## START
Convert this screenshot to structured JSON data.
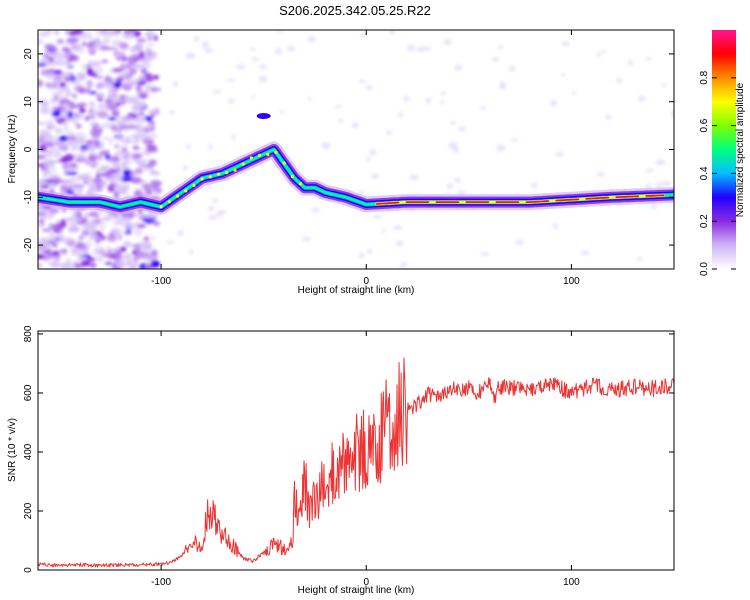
{
  "figure_title": "S206.2025.342.05.25.R22",
  "chart_data": [
    {
      "type": "heatmap",
      "title": "S206.2025.342.05.25.R22",
      "xlabel": "Height of straight line (km)",
      "ylabel": "Frequency (Hz)",
      "xlim": [
        -160,
        150
      ],
      "ylim": [
        -25,
        25
      ],
      "x_ticks": [
        -100,
        0,
        100
      ],
      "x_tick_labels": [
        "-100",
        "0",
        "100"
      ],
      "y_ticks": [
        -20,
        -10,
        0,
        10,
        20
      ],
      "y_tick_labels": [
        "-20",
        "-10",
        "0",
        "10",
        "20"
      ],
      "ridge": {
        "x": [
          -160,
          -145,
          -130,
          -120,
          -110,
          -100,
          -90,
          -80,
          -70,
          -60,
          -50,
          -45,
          -40,
          -35,
          -30,
          -25,
          -20,
          -10,
          0,
          20,
          50,
          80,
          100,
          120,
          150
        ],
        "y": [
          -10,
          -11,
          -11,
          -12,
          -11,
          -12,
          -9,
          -6,
          -5,
          -3,
          -1,
          0,
          -3,
          -6,
          -8,
          -8,
          -9,
          -10,
          -11.5,
          -11,
          -11,
          -11,
          -10.5,
          -10,
          -9.5
        ]
      },
      "colorbar": {
        "label": "Normalized spectral amplitude",
        "range": [
          0,
          1
        ],
        "ticks": [
          0,
          0.2,
          0.4,
          0.6,
          0.8
        ],
        "tick_labels": [
          "0.0",
          "0.2",
          "0.4",
          "0.6",
          "0.8"
        ],
        "colors": [
          "#ffffff",
          "#cdb4f5",
          "#8a2be2",
          "#2000ff",
          "#00bfff",
          "#00ff7f",
          "#7fff00",
          "#ffff00",
          "#ff8c00",
          "#ff0000",
          "#ff1493"
        ]
      }
    },
    {
      "type": "line",
      "xlabel": "Height of straight line (km)",
      "ylabel": "SNR (10 * v/v)",
      "xlim": [
        -160,
        150
      ],
      "ylim": [
        0,
        810
      ],
      "x_ticks": [
        -100,
        0,
        100
      ],
      "x_tick_labels": [
        "-100",
        "0",
        "100"
      ],
      "y_ticks": [
        0,
        200,
        400,
        600,
        800
      ],
      "y_tick_labels": [
        "0",
        "200",
        "400",
        "600",
        "800"
      ],
      "color": "#ee3333",
      "series": [
        {
          "name": "SNR",
          "x": [
            -160,
            -150,
            -140,
            -130,
            -120,
            -110,
            -100,
            -95,
            -90,
            -85,
            -80,
            -77,
            -75,
            -72,
            -70,
            -65,
            -60,
            -55,
            -50,
            -45,
            -40,
            -36,
            -35,
            -33,
            -30,
            -28,
            -25,
            -20,
            -15,
            -10,
            -8,
            -5,
            0,
            5,
            10,
            15,
            20,
            25,
            30,
            35,
            40,
            50,
            55,
            58,
            60,
            62,
            65,
            70,
            80,
            90,
            100,
            110,
            120,
            130,
            140,
            150
          ],
          "y": [
            20,
            15,
            18,
            15,
            17,
            18,
            20,
            25,
            50,
            80,
            100,
            190,
            200,
            150,
            120,
            80,
            40,
            30,
            60,
            90,
            70,
            100,
            230,
            180,
            300,
            210,
            250,
            300,
            330,
            380,
            300,
            400,
            420,
            400,
            500,
            520,
            550,
            560,
            600,
            580,
            610,
            620,
            600,
            630,
            650,
            580,
            620,
            620,
            610,
            630,
            600,
            625,
            610,
            620,
            615,
            630
          ]
        }
      ]
    }
  ]
}
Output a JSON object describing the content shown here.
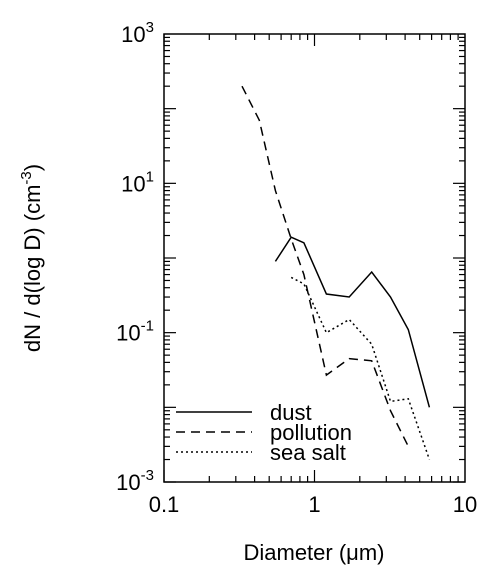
{
  "chart_data": {
    "type": "line",
    "xlabel": "Diameter (μm)",
    "ylabel_main": "dN / d(log D) (cm",
    "ylabel_sup": "-3",
    "ylabel_close": ")",
    "xscale": "log",
    "yscale": "log",
    "xlim": [
      0.1,
      10
    ],
    "ylim": [
      0.001,
      1000
    ],
    "x_ticks": [
      {
        "value": 0.1,
        "label": "0.1"
      },
      {
        "value": 1,
        "label": "1"
      },
      {
        "value": 10,
        "label": "10"
      }
    ],
    "y_ticks": [
      {
        "value": 0.001,
        "base": "10",
        "exp": "-3"
      },
      {
        "value": 0.1,
        "base": "10",
        "exp": "-1"
      },
      {
        "value": 10,
        "base": "10",
        "exp": "1"
      },
      {
        "value": 1000,
        "base": "10",
        "exp": "3"
      }
    ],
    "grid": false,
    "legend_position": "bottom-left",
    "series": [
      {
        "name": "dust",
        "style": "solid",
        "x": [
          0.55,
          0.7,
          0.85,
          1.2,
          1.7,
          2.4,
          3.2,
          4.2,
          5.8
        ],
        "y": [
          0.9,
          1.9,
          1.6,
          0.33,
          0.3,
          0.65,
          0.3,
          0.11,
          0.01
        ]
      },
      {
        "name": "pollution",
        "style": "dashed",
        "x": [
          0.33,
          0.43,
          0.55,
          0.7,
          0.85,
          1.2,
          1.7,
          2.4,
          3.2,
          4.2
        ],
        "y": [
          200,
          70,
          8,
          1.8,
          0.6,
          0.027,
          0.045,
          0.042,
          0.009,
          0.003
        ]
      },
      {
        "name": "sea salt",
        "style": "dotted",
        "x": [
          0.7,
          0.85,
          1.2,
          1.7,
          2.4,
          3.2,
          4.2,
          5.8
        ],
        "y": [
          0.55,
          0.45,
          0.1,
          0.15,
          0.07,
          0.012,
          0.013,
          0.002
        ]
      }
    ]
  }
}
## END
The task — Reproduce the data word for word, excluding its pictures.

Solved exercise —
Convert this screenshot to structured JSON data.
{
  "figure_title": "S206.2025.342.05.25.R22",
  "chart_data": [
    {
      "type": "heatmap",
      "title": "S206.2025.342.05.25.R22",
      "xlabel": "Height of straight line (km)",
      "ylabel": "Frequency (Hz)",
      "xlim": [
        -160,
        150
      ],
      "ylim": [
        -25,
        25
      ],
      "x_ticks": [
        -100,
        0,
        100
      ],
      "x_tick_labels": [
        "-100",
        "0",
        "100"
      ],
      "y_ticks": [
        -20,
        -10,
        0,
        10,
        20
      ],
      "y_tick_labels": [
        "-20",
        "-10",
        "0",
        "10",
        "20"
      ],
      "ridge": {
        "x": [
          -160,
          -145,
          -130,
          -120,
          -110,
          -100,
          -90,
          -80,
          -70,
          -60,
          -50,
          -45,
          -40,
          -35,
          -30,
          -25,
          -20,
          -10,
          0,
          20,
          50,
          80,
          100,
          120,
          150
        ],
        "y": [
          -10,
          -11,
          -11,
          -12,
          -11,
          -12,
          -9,
          -6,
          -5,
          -3,
          -1,
          0,
          -3,
          -6,
          -8,
          -8,
          -9,
          -10,
          -11.5,
          -11,
          -11,
          -11,
          -10.5,
          -10,
          -9.5
        ]
      },
      "colorbar": {
        "label": "Normalized spectral amplitude",
        "range": [
          0,
          1
        ],
        "ticks": [
          0,
          0.2,
          0.4,
          0.6,
          0.8
        ],
        "tick_labels": [
          "0.0",
          "0.2",
          "0.4",
          "0.6",
          "0.8"
        ],
        "colors": [
          "#ffffff",
          "#cdb4f5",
          "#8a2be2",
          "#2000ff",
          "#00bfff",
          "#00ff7f",
          "#7fff00",
          "#ffff00",
          "#ff8c00",
          "#ff0000",
          "#ff1493"
        ]
      }
    },
    {
      "type": "line",
      "xlabel": "Height of straight line (km)",
      "ylabel": "SNR (10 * v/v)",
      "xlim": [
        -160,
        150
      ],
      "ylim": [
        0,
        810
      ],
      "x_ticks": [
        -100,
        0,
        100
      ],
      "x_tick_labels": [
        "-100",
        "0",
        "100"
      ],
      "y_ticks": [
        0,
        200,
        400,
        600,
        800
      ],
      "y_tick_labels": [
        "0",
        "200",
        "400",
        "600",
        "800"
      ],
      "color": "#ee3333",
      "series": [
        {
          "name": "SNR",
          "x": [
            -160,
            -150,
            -140,
            -130,
            -120,
            -110,
            -100,
            -95,
            -90,
            -85,
            -80,
            -77,
            -75,
            -72,
            -70,
            -65,
            -60,
            -55,
            -50,
            -45,
            -40,
            -36,
            -35,
            -33,
            -30,
            -28,
            -25,
            -20,
            -15,
            -10,
            -8,
            -5,
            0,
            5,
            10,
            15,
            20,
            25,
            30,
            35,
            40,
            50,
            55,
            58,
            60,
            62,
            65,
            70,
            80,
            90,
            100,
            110,
            120,
            130,
            140,
            150
          ],
          "y": [
            20,
            15,
            18,
            15,
            17,
            18,
            20,
            25,
            50,
            80,
            100,
            190,
            200,
            150,
            120,
            80,
            40,
            30,
            60,
            90,
            70,
            100,
            230,
            180,
            300,
            210,
            250,
            300,
            330,
            380,
            300,
            400,
            420,
            400,
            500,
            520,
            550,
            560,
            600,
            580,
            610,
            620,
            600,
            630,
            650,
            580,
            620,
            620,
            610,
            630,
            600,
            625,
            610,
            620,
            615,
            630
          ]
        }
      ]
    }
  ]
}
Output a JSON object describing the content shown here.
{
  "chart_data": {
    "type": "line",
    "xlabel": "Diameter (μm)",
    "ylabel_main": "dN / d(log D) (cm",
    "ylabel_sup": "-3",
    "ylabel_close": ")",
    "xscale": "log",
    "yscale": "log",
    "xlim": [
      0.1,
      10
    ],
    "ylim": [
      0.001,
      1000
    ],
    "x_ticks": [
      {
        "value": 0.1,
        "label": "0.1"
      },
      {
        "value": 1,
        "label": "1"
      },
      {
        "value": 10,
        "label": "10"
      }
    ],
    "y_ticks": [
      {
        "value": 0.001,
        "base": "10",
        "exp": "-3"
      },
      {
        "value": 0.1,
        "base": "10",
        "exp": "-1"
      },
      {
        "value": 10,
        "base": "10",
        "exp": "1"
      },
      {
        "value": 1000,
        "base": "10",
        "exp": "3"
      }
    ],
    "grid": false,
    "legend_position": "bottom-left",
    "series": [
      {
        "name": "dust",
        "style": "solid",
        "x": [
          0.55,
          0.7,
          0.85,
          1.2,
          1.7,
          2.4,
          3.2,
          4.2,
          5.8
        ],
        "y": [
          0.9,
          1.9,
          1.6,
          0.33,
          0.3,
          0.65,
          0.3,
          0.11,
          0.01
        ]
      },
      {
        "name": "pollution",
        "style": "dashed",
        "x": [
          0.33,
          0.43,
          0.55,
          0.7,
          0.85,
          1.2,
          1.7,
          2.4,
          3.2,
          4.2
        ],
        "y": [
          200,
          70,
          8,
          1.8,
          0.6,
          0.027,
          0.045,
          0.042,
          0.009,
          0.003
        ]
      },
      {
        "name": "sea salt",
        "style": "dotted",
        "x": [
          0.7,
          0.85,
          1.2,
          1.7,
          2.4,
          3.2,
          4.2,
          5.8
        ],
        "y": [
          0.55,
          0.45,
          0.1,
          0.15,
          0.07,
          0.012,
          0.013,
          0.002
        ]
      }
    ]
  }
}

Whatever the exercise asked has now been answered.